→ WHAT THE TASK ASKS
Which lines have the string "Lead"? Copy all of them from the entries below.

##########

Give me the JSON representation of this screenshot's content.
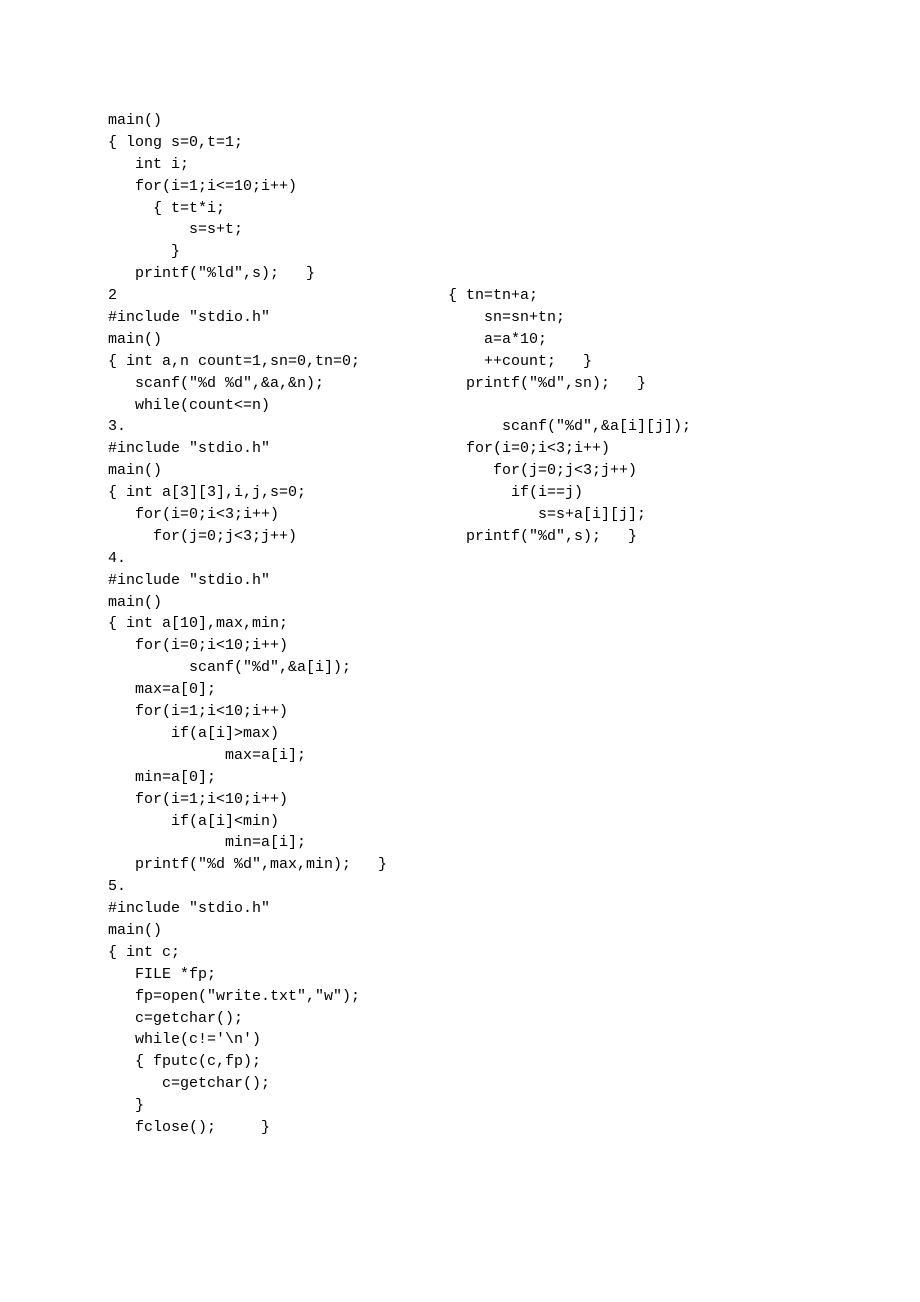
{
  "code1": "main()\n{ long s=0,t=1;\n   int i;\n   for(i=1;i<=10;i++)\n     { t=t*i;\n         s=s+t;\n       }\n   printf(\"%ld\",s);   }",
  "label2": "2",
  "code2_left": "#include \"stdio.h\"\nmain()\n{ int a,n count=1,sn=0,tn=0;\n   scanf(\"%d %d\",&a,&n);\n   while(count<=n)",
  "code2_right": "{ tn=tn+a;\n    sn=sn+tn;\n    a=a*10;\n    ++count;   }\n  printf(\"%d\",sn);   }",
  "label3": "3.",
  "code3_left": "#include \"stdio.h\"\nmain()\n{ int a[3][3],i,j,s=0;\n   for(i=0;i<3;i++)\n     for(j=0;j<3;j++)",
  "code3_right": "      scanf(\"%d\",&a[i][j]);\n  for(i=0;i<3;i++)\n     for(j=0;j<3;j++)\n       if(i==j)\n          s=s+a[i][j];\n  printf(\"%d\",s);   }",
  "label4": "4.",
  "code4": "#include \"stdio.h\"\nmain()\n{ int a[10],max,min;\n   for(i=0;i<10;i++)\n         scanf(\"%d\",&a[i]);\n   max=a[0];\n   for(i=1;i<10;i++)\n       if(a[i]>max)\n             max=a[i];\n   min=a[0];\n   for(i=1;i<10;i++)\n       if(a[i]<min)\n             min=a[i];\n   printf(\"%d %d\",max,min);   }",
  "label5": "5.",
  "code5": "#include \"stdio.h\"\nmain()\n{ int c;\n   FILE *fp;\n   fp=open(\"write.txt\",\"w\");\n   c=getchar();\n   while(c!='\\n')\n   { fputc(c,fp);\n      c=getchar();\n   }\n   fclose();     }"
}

##########

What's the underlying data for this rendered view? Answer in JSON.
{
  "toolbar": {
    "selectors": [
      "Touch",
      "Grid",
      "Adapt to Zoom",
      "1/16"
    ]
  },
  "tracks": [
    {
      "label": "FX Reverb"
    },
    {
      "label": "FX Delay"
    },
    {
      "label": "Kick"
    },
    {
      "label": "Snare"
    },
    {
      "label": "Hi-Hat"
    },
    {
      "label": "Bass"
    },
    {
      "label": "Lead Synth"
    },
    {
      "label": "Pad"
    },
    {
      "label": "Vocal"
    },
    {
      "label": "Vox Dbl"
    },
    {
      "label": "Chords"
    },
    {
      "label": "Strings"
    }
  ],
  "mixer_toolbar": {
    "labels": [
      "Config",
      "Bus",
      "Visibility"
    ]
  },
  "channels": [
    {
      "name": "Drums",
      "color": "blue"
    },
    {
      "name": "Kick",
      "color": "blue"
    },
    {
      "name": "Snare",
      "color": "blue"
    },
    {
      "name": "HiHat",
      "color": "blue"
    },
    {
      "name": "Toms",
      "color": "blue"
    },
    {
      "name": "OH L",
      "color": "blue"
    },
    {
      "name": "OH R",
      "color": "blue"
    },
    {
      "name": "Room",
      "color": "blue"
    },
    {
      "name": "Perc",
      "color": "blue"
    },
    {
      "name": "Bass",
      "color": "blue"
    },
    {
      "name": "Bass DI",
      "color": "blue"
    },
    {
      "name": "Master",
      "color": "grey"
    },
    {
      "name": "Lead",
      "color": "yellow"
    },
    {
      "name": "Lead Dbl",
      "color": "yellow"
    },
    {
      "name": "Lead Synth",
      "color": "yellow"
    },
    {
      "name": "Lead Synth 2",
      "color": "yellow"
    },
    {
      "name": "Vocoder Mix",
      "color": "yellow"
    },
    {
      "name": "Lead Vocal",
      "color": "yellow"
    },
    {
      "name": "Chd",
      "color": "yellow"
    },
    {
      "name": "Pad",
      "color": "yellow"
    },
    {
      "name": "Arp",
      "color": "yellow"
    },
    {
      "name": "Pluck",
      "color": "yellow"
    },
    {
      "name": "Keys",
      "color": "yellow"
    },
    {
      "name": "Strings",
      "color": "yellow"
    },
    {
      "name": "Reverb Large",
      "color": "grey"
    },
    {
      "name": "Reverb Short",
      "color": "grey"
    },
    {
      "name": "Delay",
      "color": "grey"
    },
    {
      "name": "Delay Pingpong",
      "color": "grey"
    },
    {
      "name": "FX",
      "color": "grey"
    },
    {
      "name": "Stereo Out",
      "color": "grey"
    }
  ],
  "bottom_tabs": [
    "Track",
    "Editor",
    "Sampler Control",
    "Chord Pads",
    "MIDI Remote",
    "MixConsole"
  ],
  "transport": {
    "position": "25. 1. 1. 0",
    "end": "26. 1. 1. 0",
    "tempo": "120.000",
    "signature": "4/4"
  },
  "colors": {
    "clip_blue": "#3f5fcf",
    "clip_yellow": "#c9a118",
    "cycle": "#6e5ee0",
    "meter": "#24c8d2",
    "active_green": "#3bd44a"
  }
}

##########

→ THE REPLY
      "label": "Lead Synth"
      "name": "Lead",
      "name": "Lead Dbl",
      "name": "Lead Synth",
      "name": "Lead Synth 2",
      "name": "Lead Vocal",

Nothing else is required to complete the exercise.